PROBLEM DESCRIPTION
Each line that includes the word "fields" counts once; give the total and nothing more.

BEGIN DATA TO USE

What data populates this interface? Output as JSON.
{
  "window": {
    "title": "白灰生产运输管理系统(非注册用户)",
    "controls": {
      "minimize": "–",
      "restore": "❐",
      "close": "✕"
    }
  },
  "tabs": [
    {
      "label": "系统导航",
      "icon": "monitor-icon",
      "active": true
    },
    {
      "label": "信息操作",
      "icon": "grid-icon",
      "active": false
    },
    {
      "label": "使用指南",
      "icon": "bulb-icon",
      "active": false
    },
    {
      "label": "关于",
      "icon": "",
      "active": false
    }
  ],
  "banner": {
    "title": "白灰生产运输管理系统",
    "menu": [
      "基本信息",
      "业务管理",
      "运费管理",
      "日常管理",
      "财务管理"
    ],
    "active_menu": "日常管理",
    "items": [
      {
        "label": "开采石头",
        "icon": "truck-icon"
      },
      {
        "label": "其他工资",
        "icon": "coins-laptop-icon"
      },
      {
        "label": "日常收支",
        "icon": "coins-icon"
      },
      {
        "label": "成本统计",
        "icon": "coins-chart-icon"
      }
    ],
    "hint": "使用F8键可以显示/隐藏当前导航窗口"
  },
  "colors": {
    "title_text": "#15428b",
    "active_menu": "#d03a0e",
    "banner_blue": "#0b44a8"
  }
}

END DATA TO USE
BEGIN DATA TO USE

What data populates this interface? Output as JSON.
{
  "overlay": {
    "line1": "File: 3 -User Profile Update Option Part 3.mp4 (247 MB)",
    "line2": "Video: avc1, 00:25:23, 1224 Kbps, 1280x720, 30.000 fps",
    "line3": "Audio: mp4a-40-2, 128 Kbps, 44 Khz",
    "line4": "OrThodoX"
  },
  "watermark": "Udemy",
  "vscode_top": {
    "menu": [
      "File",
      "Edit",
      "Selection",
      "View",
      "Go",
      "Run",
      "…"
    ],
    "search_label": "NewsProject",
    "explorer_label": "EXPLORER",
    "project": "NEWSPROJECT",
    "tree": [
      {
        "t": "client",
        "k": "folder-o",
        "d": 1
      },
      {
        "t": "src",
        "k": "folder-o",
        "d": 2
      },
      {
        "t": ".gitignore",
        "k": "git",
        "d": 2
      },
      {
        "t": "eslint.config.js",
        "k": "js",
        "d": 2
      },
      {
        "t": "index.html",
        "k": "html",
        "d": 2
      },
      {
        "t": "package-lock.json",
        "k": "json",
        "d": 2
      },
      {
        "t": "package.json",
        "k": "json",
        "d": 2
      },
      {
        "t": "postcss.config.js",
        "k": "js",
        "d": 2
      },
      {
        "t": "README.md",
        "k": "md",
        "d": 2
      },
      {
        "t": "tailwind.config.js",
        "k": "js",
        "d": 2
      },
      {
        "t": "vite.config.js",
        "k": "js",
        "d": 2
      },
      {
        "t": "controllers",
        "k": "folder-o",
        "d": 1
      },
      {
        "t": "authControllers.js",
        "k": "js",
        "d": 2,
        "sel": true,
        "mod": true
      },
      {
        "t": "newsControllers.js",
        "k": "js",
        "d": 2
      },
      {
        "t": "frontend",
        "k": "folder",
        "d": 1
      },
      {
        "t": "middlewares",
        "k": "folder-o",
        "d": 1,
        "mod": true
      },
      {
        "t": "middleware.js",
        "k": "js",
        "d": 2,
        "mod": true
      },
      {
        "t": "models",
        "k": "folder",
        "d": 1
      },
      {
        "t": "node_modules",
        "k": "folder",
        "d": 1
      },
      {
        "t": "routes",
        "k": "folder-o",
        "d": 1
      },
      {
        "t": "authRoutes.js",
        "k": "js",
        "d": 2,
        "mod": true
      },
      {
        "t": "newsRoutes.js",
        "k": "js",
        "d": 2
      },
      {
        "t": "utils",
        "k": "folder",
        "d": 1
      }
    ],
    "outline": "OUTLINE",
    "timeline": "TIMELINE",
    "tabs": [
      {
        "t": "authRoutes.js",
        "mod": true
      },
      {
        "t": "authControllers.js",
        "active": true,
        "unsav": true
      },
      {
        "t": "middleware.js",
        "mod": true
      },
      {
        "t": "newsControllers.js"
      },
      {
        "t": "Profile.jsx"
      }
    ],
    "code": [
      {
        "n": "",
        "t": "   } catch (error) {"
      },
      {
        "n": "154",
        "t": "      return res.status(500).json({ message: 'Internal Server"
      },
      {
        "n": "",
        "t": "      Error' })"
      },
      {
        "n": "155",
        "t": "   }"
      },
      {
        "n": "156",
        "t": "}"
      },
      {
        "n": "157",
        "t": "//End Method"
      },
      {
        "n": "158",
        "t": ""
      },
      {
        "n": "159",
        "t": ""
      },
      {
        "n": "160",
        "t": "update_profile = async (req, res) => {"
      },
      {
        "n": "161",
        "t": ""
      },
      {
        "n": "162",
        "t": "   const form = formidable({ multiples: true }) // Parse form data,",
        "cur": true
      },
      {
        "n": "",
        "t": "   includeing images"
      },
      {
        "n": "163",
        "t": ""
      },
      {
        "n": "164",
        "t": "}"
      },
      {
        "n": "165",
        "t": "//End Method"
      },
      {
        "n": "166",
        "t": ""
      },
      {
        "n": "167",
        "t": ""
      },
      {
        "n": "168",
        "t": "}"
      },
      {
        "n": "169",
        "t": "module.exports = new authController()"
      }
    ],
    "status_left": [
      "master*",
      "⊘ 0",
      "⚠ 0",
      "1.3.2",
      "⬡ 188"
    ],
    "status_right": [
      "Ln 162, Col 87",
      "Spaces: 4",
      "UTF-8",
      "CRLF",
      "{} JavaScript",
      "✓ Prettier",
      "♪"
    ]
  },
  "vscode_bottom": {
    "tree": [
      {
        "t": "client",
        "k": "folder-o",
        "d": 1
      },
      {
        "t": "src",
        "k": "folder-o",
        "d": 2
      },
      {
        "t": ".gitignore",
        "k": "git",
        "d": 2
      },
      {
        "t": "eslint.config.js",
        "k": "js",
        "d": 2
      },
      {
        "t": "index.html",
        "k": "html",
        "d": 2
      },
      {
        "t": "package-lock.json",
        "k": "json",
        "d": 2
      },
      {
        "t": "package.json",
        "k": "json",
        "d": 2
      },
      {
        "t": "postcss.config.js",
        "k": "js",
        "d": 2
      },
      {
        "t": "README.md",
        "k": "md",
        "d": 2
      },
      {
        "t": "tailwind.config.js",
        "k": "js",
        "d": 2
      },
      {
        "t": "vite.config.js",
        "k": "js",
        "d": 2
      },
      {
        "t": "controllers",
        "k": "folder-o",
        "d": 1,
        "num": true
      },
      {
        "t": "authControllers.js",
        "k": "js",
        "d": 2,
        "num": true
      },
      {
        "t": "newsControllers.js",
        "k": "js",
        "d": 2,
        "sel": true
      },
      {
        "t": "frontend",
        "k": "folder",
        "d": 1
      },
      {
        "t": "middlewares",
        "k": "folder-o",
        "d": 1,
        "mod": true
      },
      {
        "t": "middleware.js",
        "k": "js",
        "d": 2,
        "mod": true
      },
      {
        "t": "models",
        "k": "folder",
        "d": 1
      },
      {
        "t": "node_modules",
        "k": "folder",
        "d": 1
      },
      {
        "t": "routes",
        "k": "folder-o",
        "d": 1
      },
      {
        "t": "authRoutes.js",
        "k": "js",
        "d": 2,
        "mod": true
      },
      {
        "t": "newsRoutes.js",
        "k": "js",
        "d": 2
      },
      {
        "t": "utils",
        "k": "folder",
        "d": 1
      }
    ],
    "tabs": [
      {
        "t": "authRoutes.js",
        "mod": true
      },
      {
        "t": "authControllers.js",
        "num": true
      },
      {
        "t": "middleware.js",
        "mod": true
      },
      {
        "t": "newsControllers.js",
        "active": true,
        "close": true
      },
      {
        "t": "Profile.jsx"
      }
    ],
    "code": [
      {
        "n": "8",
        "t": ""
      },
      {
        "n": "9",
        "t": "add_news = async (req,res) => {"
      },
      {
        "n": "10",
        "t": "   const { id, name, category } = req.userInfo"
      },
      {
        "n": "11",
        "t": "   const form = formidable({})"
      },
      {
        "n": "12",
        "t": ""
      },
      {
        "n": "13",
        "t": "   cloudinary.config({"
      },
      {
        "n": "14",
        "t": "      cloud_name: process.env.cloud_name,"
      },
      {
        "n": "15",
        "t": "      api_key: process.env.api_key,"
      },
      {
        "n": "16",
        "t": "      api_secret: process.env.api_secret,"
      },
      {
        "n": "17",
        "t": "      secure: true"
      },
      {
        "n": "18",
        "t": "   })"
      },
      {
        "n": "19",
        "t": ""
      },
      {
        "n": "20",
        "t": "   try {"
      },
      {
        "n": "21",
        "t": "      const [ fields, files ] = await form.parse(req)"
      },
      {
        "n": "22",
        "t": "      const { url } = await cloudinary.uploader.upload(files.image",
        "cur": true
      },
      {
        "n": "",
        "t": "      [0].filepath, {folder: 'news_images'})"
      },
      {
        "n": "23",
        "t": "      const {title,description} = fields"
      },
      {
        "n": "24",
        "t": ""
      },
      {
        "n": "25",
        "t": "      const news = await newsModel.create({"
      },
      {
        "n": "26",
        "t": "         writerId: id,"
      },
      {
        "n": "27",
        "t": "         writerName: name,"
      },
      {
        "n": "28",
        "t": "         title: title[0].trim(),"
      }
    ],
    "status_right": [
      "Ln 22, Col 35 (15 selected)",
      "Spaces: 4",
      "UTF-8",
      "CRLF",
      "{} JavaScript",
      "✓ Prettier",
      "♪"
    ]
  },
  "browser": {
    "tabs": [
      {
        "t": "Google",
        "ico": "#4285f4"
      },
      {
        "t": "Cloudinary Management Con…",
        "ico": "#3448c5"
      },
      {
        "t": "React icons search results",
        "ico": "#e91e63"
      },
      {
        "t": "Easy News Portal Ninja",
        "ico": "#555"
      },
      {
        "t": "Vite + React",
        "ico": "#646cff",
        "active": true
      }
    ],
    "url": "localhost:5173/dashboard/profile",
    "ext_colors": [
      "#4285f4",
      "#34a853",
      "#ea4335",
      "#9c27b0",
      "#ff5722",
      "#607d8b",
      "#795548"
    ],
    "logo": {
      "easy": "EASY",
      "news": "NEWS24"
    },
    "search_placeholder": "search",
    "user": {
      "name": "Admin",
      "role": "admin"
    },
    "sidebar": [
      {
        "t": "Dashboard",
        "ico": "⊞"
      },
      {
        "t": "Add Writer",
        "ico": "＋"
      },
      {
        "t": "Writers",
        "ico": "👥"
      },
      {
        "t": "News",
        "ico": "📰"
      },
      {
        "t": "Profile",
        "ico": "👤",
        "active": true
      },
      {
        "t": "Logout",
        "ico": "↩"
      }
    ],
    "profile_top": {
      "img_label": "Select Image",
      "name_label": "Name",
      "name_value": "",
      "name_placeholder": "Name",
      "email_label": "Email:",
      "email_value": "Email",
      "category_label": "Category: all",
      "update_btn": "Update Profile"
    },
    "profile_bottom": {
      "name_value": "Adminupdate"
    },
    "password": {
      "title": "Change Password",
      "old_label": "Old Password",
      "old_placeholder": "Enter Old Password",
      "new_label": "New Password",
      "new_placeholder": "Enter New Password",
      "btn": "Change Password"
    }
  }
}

END DATA TO USE

REPLY TO THE EXERCISE
2